Text passage:
________________________________________
Fatma Nur Serter (born 10 November 1948) is a female Turkish academic and politician.

Life
Fatma Nur Aytekin was born to Mehmet Emin and Fahrinüssa in Istanbul, Turkey on 10 November 1948. She finished the Üsküdar American Academy for Girls, and graduated from the School of Economics of Istanbul University in 1970. She is married and mother of one.

Academic career
She joined the academic faculty of her school. In 1974, she obtained her PhD degree. She also studied in the London School of Economics. In 1982, she became an associate professor, and in 1988 full professor. Between 1998-2004, she was the Vice rector of Istanbul University.

Political career
She joined the Republican People's Party (CHP). In the elections held on 22 July 2007 and 12 June 2011, she was elected as a deputy from Istanbul Province in the 23rd and the 24th Parliament of Turkey.
 In this period, she was the member of Inter-Parliamentary Union. In 2004, following the resignation of Emine Ülker Tarhan, another woman politician from CHP, she was also expected to resign. However, she made a statement that she will stay in CHP.

Books
According to Kitapyurdu page, the books written by Seter are the following:
Dinde Siyasal Islamın Tekeli ("The Monopoly of the Political Islam in the Religion")
________________________________________
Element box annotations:

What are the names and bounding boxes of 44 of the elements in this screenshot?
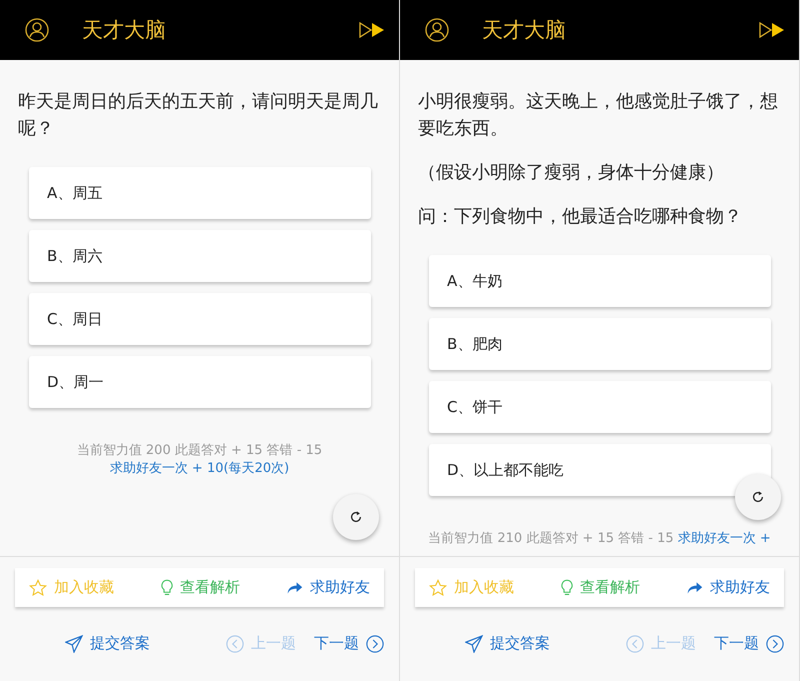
answer-option[interactable]: A、牛奶 [429,255,771,307]
score-info: 当前智力值 200 此题答对 + 15 答错 - 15 求助好友一次 + 10(每天20次) [76,442,324,478]
answer-option[interactable]: B、肥肉 [429,318,771,370]
chevron-left-icon [226,634,244,652]
app-title: 天才大脑 [82,17,167,44]
question-text: 昨天是周日的后天的五天前，请问明天是周几呢？ [18,90,379,141]
app-title: 天才大脑 [482,17,567,44]
answer-option[interactable]: D、以上都不能吃 [429,444,771,496]
question-text: （假设小明除了瘦弱，身体十分健康） [418,161,725,185]
profile-icon[interactable] [25,18,49,42]
fast-forward-icon[interactable] [359,22,385,38]
chevron-right-icon [766,634,784,652]
score-info: 当前智力值 210 此题答对 + 15 答错 - 15 求助好友一次 + [427,530,772,548]
refresh-icon [751,490,765,504]
answer-option[interactable]: C、饼干 [429,381,771,433]
chevron-right-icon [366,634,384,652]
share-arrow-icon [287,580,303,594]
answer-option[interactable]: A、周五 [29,167,371,219]
profile-icon[interactable] [425,18,449,42]
fast-forward-icon[interactable] [759,22,785,38]
share-arrow-icon [687,580,703,594]
lightbulb-icon [561,578,573,596]
next-button[interactable]: 下一题 [314,634,384,653]
question-text: 问：下列食物中，他最适合吃哪种食物？ [418,205,743,229]
action-button[interactable]: 求助好友 [287,578,370,597]
action-button[interactable]: 查看解析 [561,578,640,597]
paper-plane-icon [65,634,83,652]
submit-button[interactable]: 提交答案 [465,634,550,653]
help-link[interactable]: 求助好友一次 + 10(每天20次) [110,461,290,476]
answer-option[interactable]: C、周日 [29,293,371,345]
star-icon [29,578,47,596]
submit-button[interactable]: 提交答案 [65,634,150,653]
refresh-icon [349,510,363,524]
action-button[interactable]: 求助好友 [687,578,770,597]
question-text: 小明很瘦弱。这天晚上，他感觉肚子饿了，想要吃东西。 [418,90,779,141]
answer-option[interactable]: D、周一 [29,356,371,408]
help-link[interactable]: 求助好友一次 + [678,531,771,546]
answer-option[interactable]: B、周六 [29,230,371,282]
paper-plane-icon [465,634,483,652]
next-button[interactable]: 下一题 [714,634,784,653]
chevron-left-icon [626,634,644,652]
lightbulb-icon [161,578,173,596]
star-icon [429,578,447,596]
action-button[interactable]: 查看解析 [161,578,240,597]
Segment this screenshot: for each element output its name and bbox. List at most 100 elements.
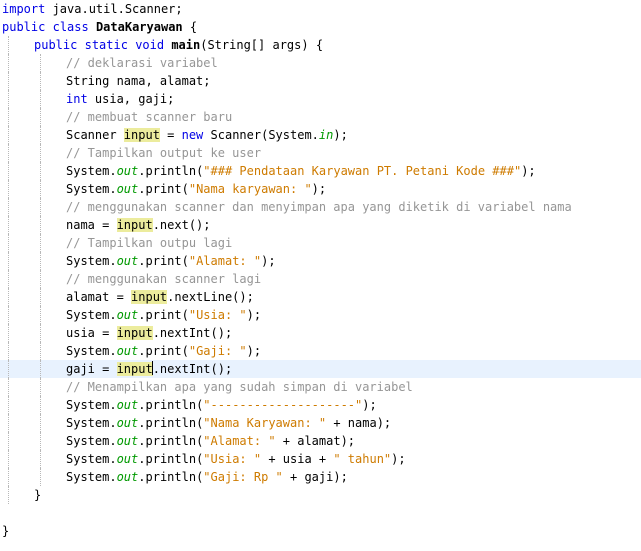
indent-guide (8, 252, 9, 270)
code-text: System.out.println("### Pendataan Karyaw… (66, 162, 536, 180)
code-token: .nextLine(); (167, 290, 254, 304)
code-line[interactable]: public static void main(String[] args) { (0, 36, 641, 54)
code-text: // deklarasi variabel (66, 54, 218, 72)
indent-guide (8, 198, 9, 216)
code-line[interactable]: // deklarasi variabel (0, 54, 641, 72)
code-token: System. (66, 434, 117, 448)
code-line[interactable]: System.out.println("### Pendataan Karyaw… (0, 162, 641, 180)
code-token: java.util.Scanner; (45, 2, 183, 16)
string-literal: "Nama Karyawan: " (203, 416, 327, 430)
keyword-token: class (52, 20, 89, 34)
code-token: + gaji); (282, 470, 348, 484)
code-token: ); (246, 344, 262, 358)
code-line[interactable]: } (0, 522, 641, 540)
code-text: System.out.print("Gaji: "); (66, 342, 261, 360)
indent-guide (40, 144, 41, 162)
code-line[interactable]: System.out.print("Usia: "); (0, 306, 641, 324)
code-token: + usia + (261, 452, 334, 466)
string-literal: " tahun" (333, 452, 392, 466)
code-text: // membuat scanner baru (66, 108, 232, 126)
keyword-token: public (2, 20, 46, 34)
code-token: nama = (66, 218, 117, 232)
indent-guide (40, 198, 41, 216)
indent-guide (8, 468, 9, 486)
code-text: import java.util.Scanner; (2, 0, 183, 18)
code-line[interactable]: } (0, 486, 641, 504)
indent-guide (8, 396, 9, 414)
code-line[interactable]: System.out.println("Alamat: " + alamat); (0, 432, 641, 450)
code-line[interactable]: Scanner input = new Scanner(System.in); (0, 126, 641, 144)
indent-guide (8, 360, 9, 378)
code-token: .println( (138, 164, 204, 178)
code-editor[interactable]: import java.util.Scanner; public class Da… (0, 0, 641, 551)
field-token: out (116, 452, 139, 466)
indent-guide (40, 378, 41, 396)
comment-text: // Tampilkan output ke user (66, 146, 262, 160)
indent-guide (8, 378, 9, 396)
code-line[interactable]: // menggunakan scanner dan menyimpan apa… (0, 198, 641, 216)
code-token: usia, gaji; (87, 92, 175, 106)
code-token: ); (261, 254, 276, 268)
code-text: gaji = input.nextInt(); (66, 360, 232, 378)
code-token: System. (66, 254, 117, 268)
field-token: out (116, 416, 139, 430)
code-line[interactable]: import java.util.Scanner; (0, 0, 641, 18)
code-line[interactable]: public class DataKaryawan { (0, 18, 641, 36)
code-line[interactable]: // menggunakan scanner lagi (0, 270, 641, 288)
indent-guide (8, 126, 9, 144)
indent-guide (8, 36, 9, 54)
keyword-token: import (2, 2, 46, 16)
code-line[interactable] (0, 504, 641, 522)
code-line[interactable]: System.out.println("Nama Karyawan: " + n… (0, 414, 641, 432)
code-token: = (159, 128, 182, 142)
indent-guide (8, 342, 9, 360)
code-token: System. (66, 164, 117, 178)
indent-guide (40, 468, 41, 486)
code-token: System. (66, 344, 117, 358)
code-token: System. (66, 182, 117, 196)
keyword-token: static (84, 38, 128, 52)
code-line[interactable]: // Tampilkan output ke user (0, 144, 641, 162)
code-token: String nama, alamat; (66, 74, 211, 88)
code-text: System.out.println("Nama Karyawan: " + n… (66, 414, 391, 432)
indent-guide (8, 162, 9, 180)
code-line[interactable]: nama = input.next(); (0, 216, 641, 234)
indent-guide (40, 216, 41, 234)
code-line[interactable]: // Tampilkan outpu lagi (0, 234, 641, 252)
occurrence-highlight: input (116, 218, 153, 232)
code-line[interactable]: System.out.print("Alamat: "); (0, 252, 641, 270)
code-token: System. (66, 398, 117, 412)
indent-guide (40, 342, 41, 360)
indent-guide (8, 54, 9, 72)
code-line[interactable]: System.out.println("Usia: " + usia + " t… (0, 450, 641, 468)
code-line[interactable]: System.out.println("--------------------… (0, 396, 641, 414)
code-text: System.out.print("Nama karyawan: "); (66, 180, 326, 198)
code-line[interactable]: int usia, gaji; (0, 90, 641, 108)
indent-guide (8, 216, 9, 234)
code-line[interactable]: alamat = input.nextLine(); (0, 288, 641, 306)
code-line[interactable]: String nama, alamat; (0, 72, 641, 90)
string-literal: "Alamat: " (188, 254, 262, 268)
code-line[interactable]: System.out.print("Gaji: "); (0, 342, 641, 360)
code-line[interactable]: // membuat scanner baru (0, 108, 641, 126)
current-code-line[interactable]: gaji = input.nextInt(); (0, 360, 641, 378)
code-line[interactable]: System.out.print("Nama karyawan: "); (0, 180, 641, 198)
code-text: public class DataKaryawan { (2, 18, 197, 36)
code-line[interactable]: usia = input.nextInt(); (0, 324, 641, 342)
code-token: .print( (138, 254, 189, 268)
code-token: .print( (138, 308, 189, 322)
indent-guide (8, 234, 9, 252)
indent-guide (8, 72, 9, 90)
code-token: .println( (138, 398, 204, 412)
indent-guide (40, 108, 41, 126)
string-literal: "Gaji: " (188, 344, 247, 358)
code-text: // Tampilkan output ke user (66, 144, 261, 162)
code-line[interactable]: System.out.println("Gaji: Rp " + gaji); (0, 468, 641, 486)
indent-guide (8, 108, 9, 126)
field-token: out (116, 434, 139, 448)
indent-guide (40, 414, 41, 432)
code-token: .nextInt(); (152, 326, 233, 340)
indent-guide (40, 54, 41, 72)
indent-guide (8, 414, 9, 432)
code-line[interactable]: // Menampilkan apa yang sudah simpan di … (0, 378, 641, 396)
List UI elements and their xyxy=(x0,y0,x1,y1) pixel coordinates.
________________________________________
According to the biography of Fatma Nur Serter, during which years was she vice rector of Istanbul University?

From 1998 to 2004.